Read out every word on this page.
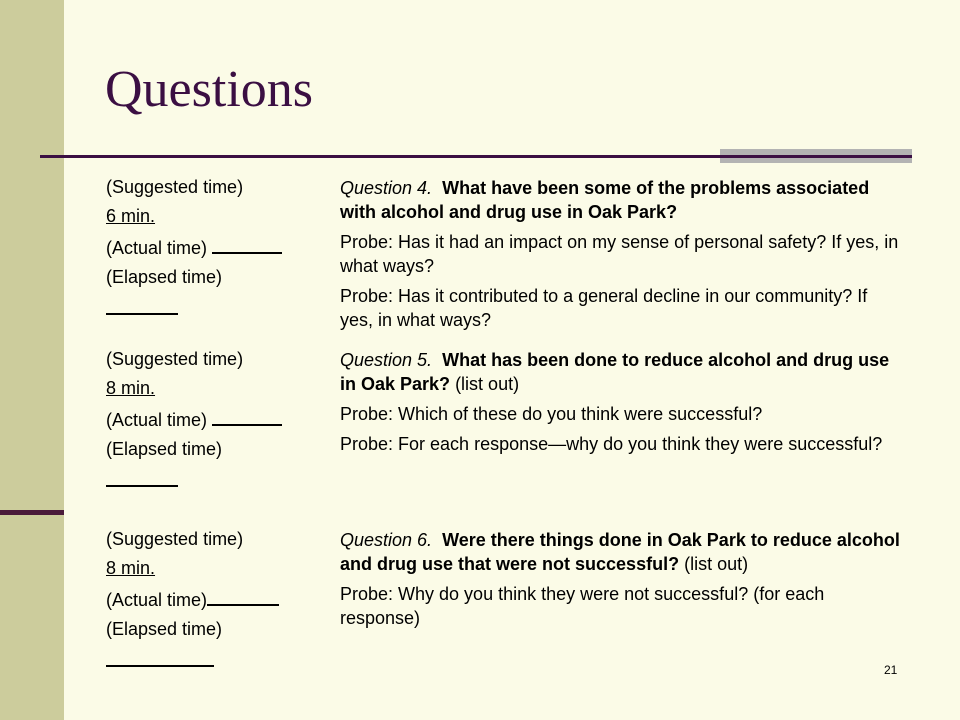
Questions
(Suggested time)
6 min.
(Actual time)
(Elapsed time)

Question 4. What have been some of the problems associated with alcohol and drug use in Oak Park?

Probe: Has it had an impact on my sense of personal safety? If yes, in what ways?

Probe: Has it contributed to a general decline in our community? If yes, in what ways?

(Suggested time)
8 min.
(Actual time)
(Elapsed time)

Question 5. What has been done to reduce alcohol and drug use in Oak Park? (list out)

Probe: Which of these do you think were successful?

Probe: For each response—why do you think they were successful?

(Suggested time)
8 min.
(Actual time)
(Elapsed time)

Question 6. Were there things done in Oak Park to reduce alcohol and drug use that were not successful? (list out)

Probe: Why do you think they were not successful? (for each response)

21
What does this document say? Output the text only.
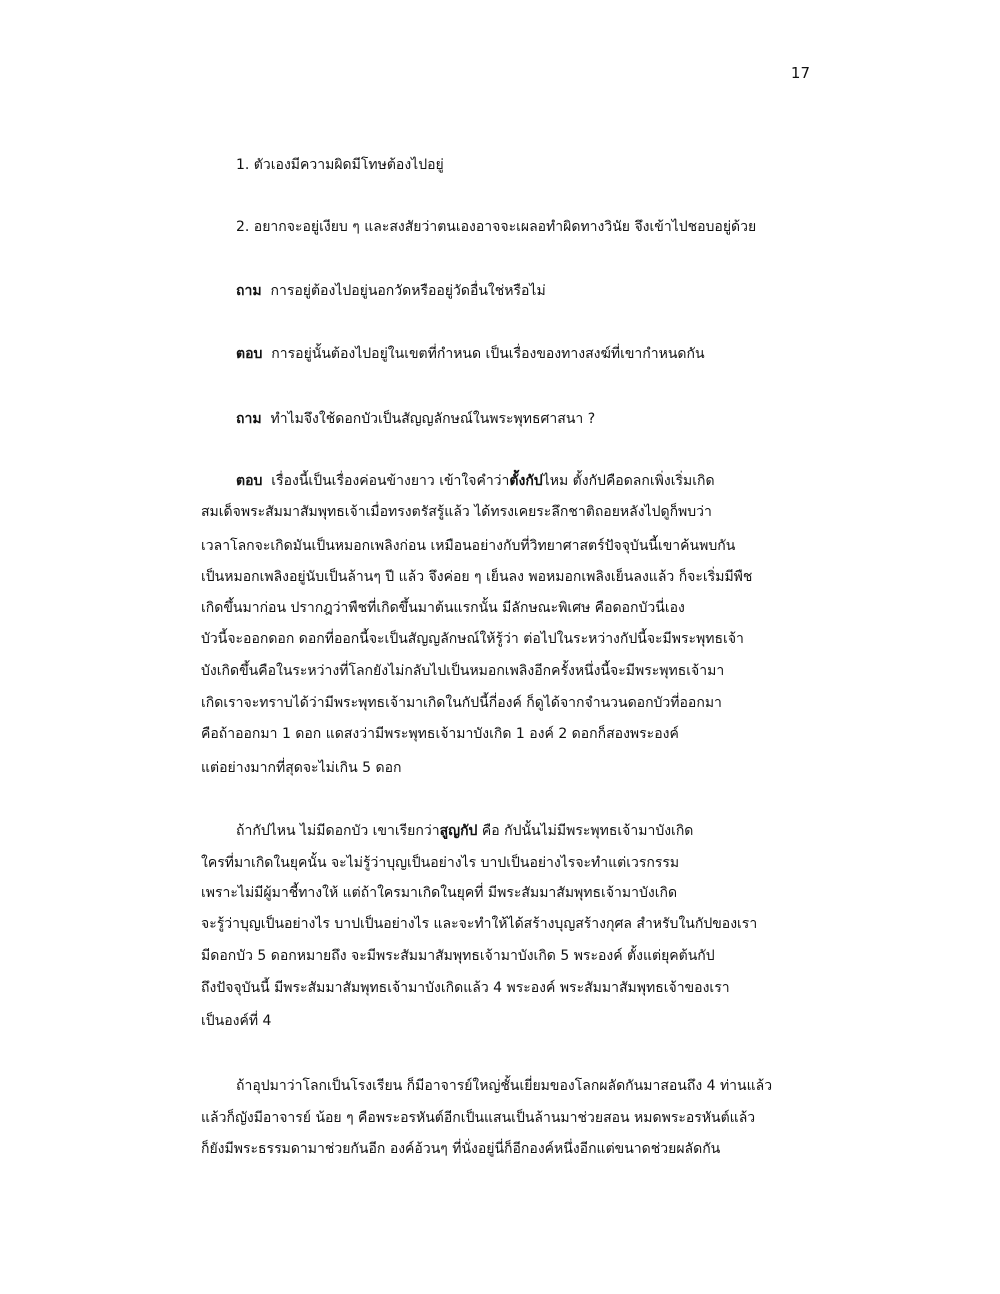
17
1. ตัวเองมีความผิดมีโทษต้องไปอยู่
2. อยากจะอยู่เงียบ ๆ และสงสัยว่าตนเองอาจจะเผลอทำผิดทางวินัย จึงเข้าไปชอบอยู่ด้วย
ถาม การอยู่ต้องไปอยู่นอกวัดหรืออยู่วัดอื่นใช่หรือไม่
ตอบ การอยู่นั้นต้องไปอยู่ในเขตที่กำหนด เป็นเรื่องของทางสงฆ์ที่เขากำหนดกัน
ถาม ทำไมจึงใช้ดอกบัวเป็นสัญญลักษณ์ในพระพุทธศาสนา ?
ตอบ เรื่องนี้เป็นเรื่องค่อนข้างยาว เข้าใจคำว่าตั้งกัปไหม ตั้งกัปคือดลกเพิ่งเริ่มเกิด
สมเด็จพระสัมมาสัมพุทธเจ้าเมื่อทรงตรัสรู้แล้ว ได้ทรงเคยระลึกชาติถอยหลังไปดูก็พบว่า
เวลาโลกจะเกิดมันเป็นหมอกเพลิงก่อน เหมือนอย่างกับที่วิทยาศาสตร์ปัจจุบันนี้เขาค้นพบกัน
เป็นหมอกเพลิงอยู่นับเป็นล้านๆ ปี แล้ว จึงค่อย ๆ เย็นลง พอหมอกเพลิงเย็นลงแล้ว ก็จะเริ่มมีพืช
เกิดขึ้นมาก่อน ปรากฎว่าพืชที่เกิดขึ้นมาต้นแรกนั้น มีลักษณะพิเศษ คือดอกบัวนี่เอง
บัวนี้จะออกดอก ดอกที่ออกนี้จะเป็นสัญญลักษณ์ให้รู้ว่า ต่อไปในระหว่างกัปนี้จะมีพระพุทธเจ้า
บังเกิดขึ้นคือในระหว่างที่โลกยังไม่กลับไปเป็นหมอกเพลิงอีกครั้งหนึ่งนี้จะมีพระพุทธเจ้ามา
เกิดเราจะทราบได้ว่ามีพระพุทธเจ้ามาเกิดในกัปนี้กี่องค์ ก็ดูได้จากจำนวนดอกบัวที่ออกมา
คือถ้าออกมา 1 ดอก แดสงว่ามีพระพุทธเจ้ามาบังเกิด 1 องค์ 2 ดอกก็สองพระองค์
แต่อย่างมากที่สุดจะไม่เกิน 5 ดอก
ถ้ากัปไหน ไม่มีดอกบัว เขาเรียกว่าสูญกัป คือ กัปนั้นไม่มีพระพุทธเจ้ามาบังเกิด
ใครที่มาเกิดในยุคนั้น จะไม่รู้ว่าบุญเป็นอย่างไร บาปเป็นอย่างไรจะทำแต่เวรกรรม
เพราะไม่มีผู้มาชี้ทางให้ แต่ถ้าใครมาเกิดในยุคที่ มีพระสัมมาสัมพุทธเจ้ามาบังเกิด
จะรู้ว่าบุญเป็นอย่างไร บาปเป็นอย่างไร และจะทำให้ได้สร้างบุญสร้างกุศล สำหรับในกัปของเรา
มีดอกบัว 5 ดอกหมายถึง จะมีพระสัมมาสัมพุทธเจ้ามาบังเกิด 5 พระองค์ ตั้งแต่ยุคต้นกัป
ถึงปัจจุบันนี้ มีพระสัมมาสัมพุทธเจ้ามาบังเกิดแล้ว 4 พระองค์ พระสัมมาสัมพุทธเจ้าของเรา
เป็นองค์ที่ 4
ถ้าอุปมาว่าโลกเป็นโรงเรียน ก็มีอาจารย์ใหญ่ชั้นเยี่ยมของโลกผลัดกันมาสอนถึง 4 ท่านแล้ว
แล้วก็ญังมีอาจารย์ น้อย ๆ คือพระอรหันต์อีกเป็นแสนเป็นล้านมาช่วยสอน หมดพระอรหันต์แล้ว
ก็ยังมีพระธรรมดามาช่วยกันอีก องค์อ้วนๆ ที่นั่งอยู่นี่ก็อีกองค์หนึ่งอีกแต่ขนาดช่วยผลัดกัน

> **PROBLEM DETAILS**:
Quote the entries in full. Any image among them is to be omitted from the copy.

> **FULL RESPONSE**:
Read out every word on this page.
Questions
(Suggested time)
6 min.
(Actual time)
(Elapsed time)

Question 4. What have been some of the problems associated with alcohol and drug use in Oak Park?

Probe: Has it had an impact on my sense of personal safety? If yes, in what ways?

Probe: Has it contributed to a general decline in our community? If yes, in what ways?

(Suggested time)
8 min.
(Actual time)
(Elapsed time)

Question 5. What has been done to reduce alcohol and drug use in Oak Park? (list out)

Probe: Which of these do you think were successful?

Probe: For each response—why do you think they were successful?

(Suggested time)
8 min.
(Actual time)
(Elapsed time)

Question 6. Were there things done in Oak Park to reduce alcohol and drug use that were not successful? (list out)

Probe: Why do you think they were not successful? (for each response)

21
What does this document say? Output the text only.
17
1. ตัวเองมีความผิดมีโทษต้องไปอยู่
2. อยากจะอยู่เงียบ ๆ และสงสัยว่าตนเองอาจจะเผลอทำผิดทางวินัย จึงเข้าไปชอบอยู่ด้วย
ถาม การอยู่ต้องไปอยู่นอกวัดหรืออยู่วัดอื่นใช่หรือไม่
ตอบ การอยู่นั้นต้องไปอยู่ในเขตที่กำหนด เป็นเรื่องของทางสงฆ์ที่เขากำหนดกัน
ถาม ทำไมจึงใช้ดอกบัวเป็นสัญญลักษณ์ในพระพุทธศาสนา ?
ตอบ เรื่องนี้เป็นเรื่องค่อนข้างยาว เข้าใจคำว่าตั้งกัปไหม ตั้งกัปคือดลกเพิ่งเริ่มเกิด
สมเด็จพระสัมมาสัมพุทธเจ้าเมื่อทรงตรัสรู้แล้ว ได้ทรงเคยระลึกชาติถอยหลังไปดูก็พบว่า
เวลาโลกจะเกิดมันเป็นหมอกเพลิงก่อน เหมือนอย่างกับที่วิทยาศาสตร์ปัจจุบันนี้เขาค้นพบกัน
เป็นหมอกเพลิงอยู่นับเป็นล้านๆ ปี แล้ว จึงค่อย ๆ เย็นลง พอหมอกเพลิงเย็นลงแล้ว ก็จะเริ่มมีพืช
เกิดขึ้นมาก่อน ปรากฎว่าพืชที่เกิดขึ้นมาต้นแรกนั้น มีลักษณะพิเศษ คือดอกบัวนี่เอง
บัวนี้จะออกดอก ดอกที่ออกนี้จะเป็นสัญญลักษณ์ให้รู้ว่า ต่อไปในระหว่างกัปนี้จะมีพระพุทธเจ้า
บังเกิดขึ้นคือในระหว่างที่โลกยังไม่กลับไปเป็นหมอกเพลิงอีกครั้งหนึ่งนี้จะมีพระพุทธเจ้ามา
เกิดเราจะทราบได้ว่ามีพระพุทธเจ้ามาเกิดในกัปนี้กี่องค์ ก็ดูได้จากจำนวนดอกบัวที่ออกมา
คือถ้าออกมา 1 ดอก แดสงว่ามีพระพุทธเจ้ามาบังเกิด 1 องค์ 2 ดอกก็สองพระองค์
แต่อย่างมากที่สุดจะไม่เกิน 5 ดอก
ถ้ากัปไหน ไม่มีดอกบัว เขาเรียกว่าสูญกัป คือ กัปนั้นไม่มีพระพุทธเจ้ามาบังเกิด
ใครที่มาเกิดในยุคนั้น จะไม่รู้ว่าบุญเป็นอย่างไร บาปเป็นอย่างไรจะทำแต่เวรกรรม
เพราะไม่มีผู้มาชี้ทางให้ แต่ถ้าใครมาเกิดในยุคที่ มีพระสัมมาสัมพุทธเจ้ามาบังเกิด
จะรู้ว่าบุญเป็นอย่างไร บาปเป็นอย่างไร และจะทำให้ได้สร้างบุญสร้างกุศล สำหรับในกัปของเรา
มีดอกบัว 5 ดอกหมายถึง จะมีพระสัมมาสัมพุทธเจ้ามาบังเกิด 5 พระองค์ ตั้งแต่ยุคต้นกัป
ถึงปัจจุบันนี้ มีพระสัมมาสัมพุทธเจ้ามาบังเกิดแล้ว 4 พระองค์ พระสัมมาสัมพุทธเจ้าของเรา
เป็นองค์ที่ 4
ถ้าอุปมาว่าโลกเป็นโรงเรียน ก็มีอาจารย์ใหญ่ชั้นเยี่ยมของโลกผลัดกันมาสอนถึง 4 ท่านแล้ว
แล้วก็ญังมีอาจารย์ น้อย ๆ คือพระอรหันต์อีกเป็นแสนเป็นล้านมาช่วยสอน หมดพระอรหันต์แล้ว
ก็ยังมีพระธรรมดามาช่วยกันอีก องค์อ้วนๆ ที่นั่งอยู่นี่ก็อีกองค์หนึ่งอีกแต่ขนาดช่วยผลัดกัน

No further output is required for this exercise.